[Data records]
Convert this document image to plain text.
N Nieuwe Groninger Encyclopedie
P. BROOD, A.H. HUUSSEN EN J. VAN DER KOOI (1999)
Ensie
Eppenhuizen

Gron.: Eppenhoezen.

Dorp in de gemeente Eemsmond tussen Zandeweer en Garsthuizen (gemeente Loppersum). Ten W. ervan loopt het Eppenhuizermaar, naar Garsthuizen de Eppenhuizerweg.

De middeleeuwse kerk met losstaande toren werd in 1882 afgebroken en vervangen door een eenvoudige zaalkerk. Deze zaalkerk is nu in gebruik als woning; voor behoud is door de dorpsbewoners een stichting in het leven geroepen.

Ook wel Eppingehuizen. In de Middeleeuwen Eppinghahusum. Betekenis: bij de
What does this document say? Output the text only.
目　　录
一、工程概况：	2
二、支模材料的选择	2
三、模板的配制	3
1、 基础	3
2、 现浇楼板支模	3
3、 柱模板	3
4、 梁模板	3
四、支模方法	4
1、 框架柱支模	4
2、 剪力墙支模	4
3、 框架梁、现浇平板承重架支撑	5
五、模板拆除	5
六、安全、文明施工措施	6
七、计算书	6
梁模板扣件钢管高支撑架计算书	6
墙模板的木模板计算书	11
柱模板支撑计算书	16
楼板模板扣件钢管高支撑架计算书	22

# Short exercise:
Copy out the lines that hold "this".

# Result below:
Convert this document image to plain text.
What does this document say? Output the text only.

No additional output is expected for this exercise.